Directions for this task:
Answer these questions about the XDm backstrap thread below:
(a) What object did Jon54 insert into the hole?
(b) About how long does VAMarine say the pin is?
(c) What tool does VAMarine warn against using to pull the pin out once it is poking out?

Selection:
# Changing out backstraps on XDm?



## Jon54

I just got an XDm with the interchangable backstraps. I inserted a small nail into the hole but the nail wasn't long enough. How far do I need to insert an object to change out these? Also, what will I feel when I insert the object?


----------



## VAMarine

I want to say that the pin that you have to remove is about 3/4" inch long, it's been a while since I've had mine out. 

It's a steel roll pin. A nail may or may not do the trick as it's going to widen the end of the roll pin where the nail is making contact. Ideally you should use a roll pin punch, you'll need use the punch or other tool to get that pin almost all the way out of the grip, DO NOT USE PLIERS TO PULL OUT THE PIN ONCE IT'S POKING OUT AS YOU CAN CRUSH THE ROLL PIN. 

The pin may be a little stiff and hard to remove. I had to use a roll pin punch and small mallet the first time to get it out, but supposedly the newer guns are easier to work on...

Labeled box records
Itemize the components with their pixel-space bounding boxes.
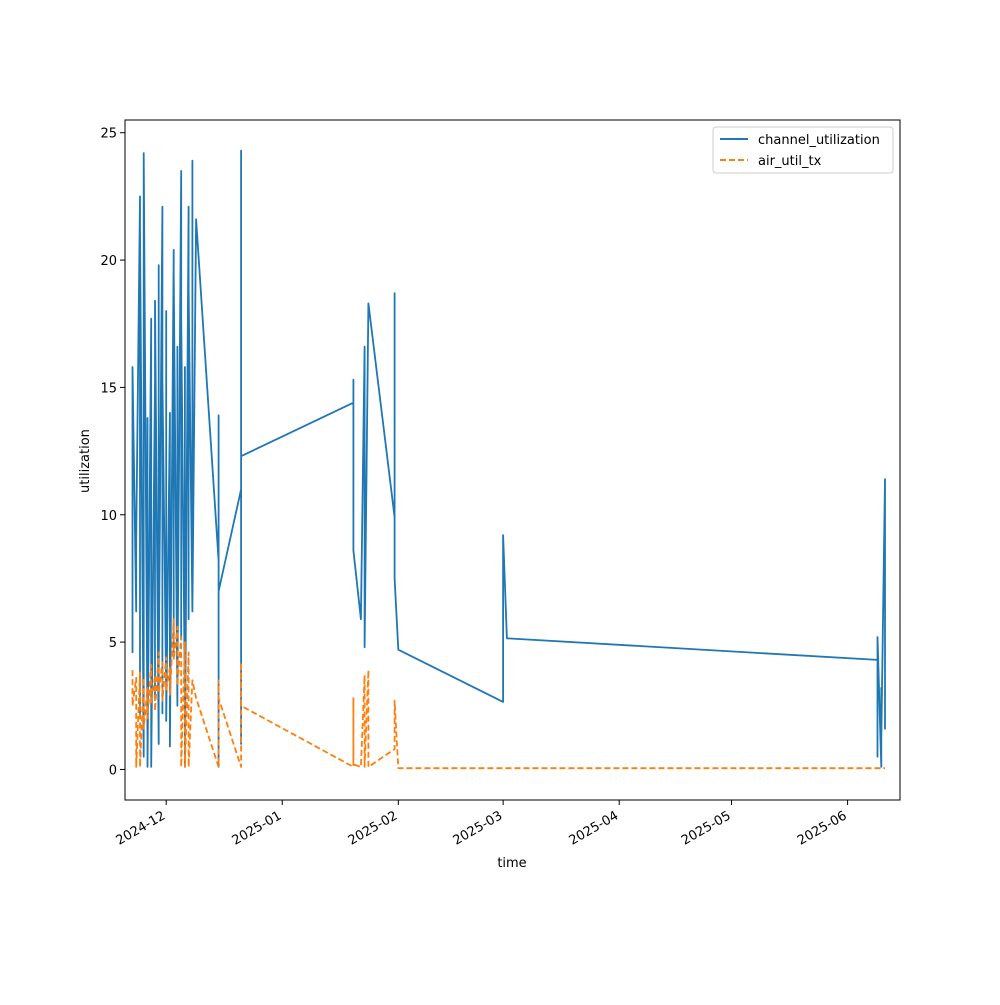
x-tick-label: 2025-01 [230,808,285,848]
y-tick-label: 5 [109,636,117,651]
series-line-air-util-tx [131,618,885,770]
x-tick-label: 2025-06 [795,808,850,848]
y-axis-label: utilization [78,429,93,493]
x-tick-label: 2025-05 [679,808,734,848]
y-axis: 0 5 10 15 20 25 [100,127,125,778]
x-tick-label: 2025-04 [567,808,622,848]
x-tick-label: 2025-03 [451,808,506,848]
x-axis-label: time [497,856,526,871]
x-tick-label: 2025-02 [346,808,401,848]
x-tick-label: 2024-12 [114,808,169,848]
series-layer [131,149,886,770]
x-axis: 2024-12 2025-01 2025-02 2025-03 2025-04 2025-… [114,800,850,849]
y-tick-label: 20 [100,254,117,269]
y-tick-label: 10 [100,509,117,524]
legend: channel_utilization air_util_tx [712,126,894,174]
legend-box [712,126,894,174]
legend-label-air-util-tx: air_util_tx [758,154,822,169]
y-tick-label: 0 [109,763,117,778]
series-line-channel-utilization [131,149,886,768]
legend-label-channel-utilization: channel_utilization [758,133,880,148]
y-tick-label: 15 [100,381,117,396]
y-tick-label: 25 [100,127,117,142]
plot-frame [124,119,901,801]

Full output:
(a) A small nail.
(b) About 3/4 inch.
(c) Pliers.